## JOB
Report the number of lines in the entries below that include the word "работ", and nothing else.

[Dataset entries]
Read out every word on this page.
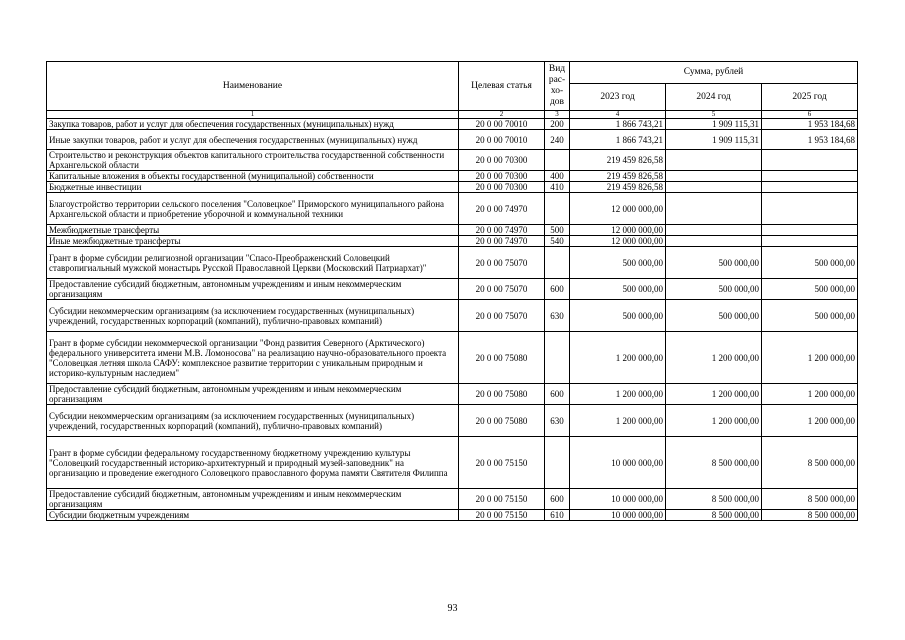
Наименование	Целевая статья	Вид рас-хо-дов	Сумма, рублей		
			2023 год	2024 год	2025 год
1	2	3	4	5	6
Закупка товаров, работ и услуг для обеспечения государственных (муниципальных) нужд	20 0 00 70010	200	1 866 743,21	1 909 115,31	1 953 184,68
Иные закупки товаров, работ и услуг для обеспечения государственных (муниципальных) нужд	20 0 00 70010	240	1 866 743,21	1 909 115,31	1 953 184,68
Строительство и реконструкция объектов капитального строительства государственной собственности Архангельской области	20 0 00 70300		219 459 826,58		
Капитальные вложения в объекты государственной (муниципальной) собственности	20 0 00 70300	400	219 459 826,58		
Бюджетные инвестиции	20 0 00 70300	410	219 459 826,58		
Благоустройство территории сельского поселения "Соловецкое" Приморского муниципального района Архангельской области и приобретение уборочной и коммунальной техники	20 0 00 74970		12 000 000,00		
Межбюджетные трансферты	20 0 00 74970	500	12 000 000,00		
Иные межбюджетные трансферты	20 0 00 74970	540	12 000 000,00		
Грант в форме субсидии религиозной организации "Спасо-Преображенский Соловецкий ставропигиальный мужской монастырь Русской Православной Церкви (Московский Патриархат)"	20 0 00 75070		500 000,00	500 000,00	500 000,00
Предоставление субсидий бюджетным, автономным учреждениям и иным некоммерческим организациям	20 0 00 75070	600	500 000,00	500 000,00	500 000,00
Субсидии некоммерческим организациям (за исключением государственных (муниципальных) учреждений, государственных корпораций (компаний), публично-правовых компаний)	20 0 00 75070	630	500 000,00	500 000,00	500 000,00
Грант в форме субсидии некоммерческой организации "Фонд развития Северного (Арктического) федерального университета имени М.В. Ломоносова" на реализацию научно-образовательного проекта "Соловецкая летняя школа САФУ: комплексное развитие территории с уникальным природным и историко-культурным наследием"	20 0 00 75080		1 200 000,00	1 200 000,00	1 200 000,00
Предоставление субсидий бюджетным, автономным учреждениям и иным некоммерческим организациям	20 0 00 75080	600	1 200 000,00	1 200 000,00	1 200 000,00
Субсидии некоммерческим организациям (за исключением государственных (муниципальных) учреждений, государственных корпораций (компаний), публично-правовых компаний)	20 0 00 75080	630	1 200 000,00	1 200 000,00	1 200 000,00
Грант в форме субсидии федеральному государственному бюджетному учреждению культуры "Соловецкий государственный историко-архитектурный и природный музей-заповедник" на организацию и проведение ежегодного Соловецкого православного форума памяти Святителя Филиппа	20 0 00 75150		10 000 000,00	8 500 000,00	8 500 000,00
Предоставление субсидий бюджетным, автономным учреждениям и иным некоммерческим организациям	20 0 00 75150	600	10 000 000,00	8 500 000,00	8 500 000,00
Субсидии бюджетным учреждениям	20 0 00 75150	610	10 000 000,00	8 500 000,00	8 500 000,00
93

## TASK OUTPUT
2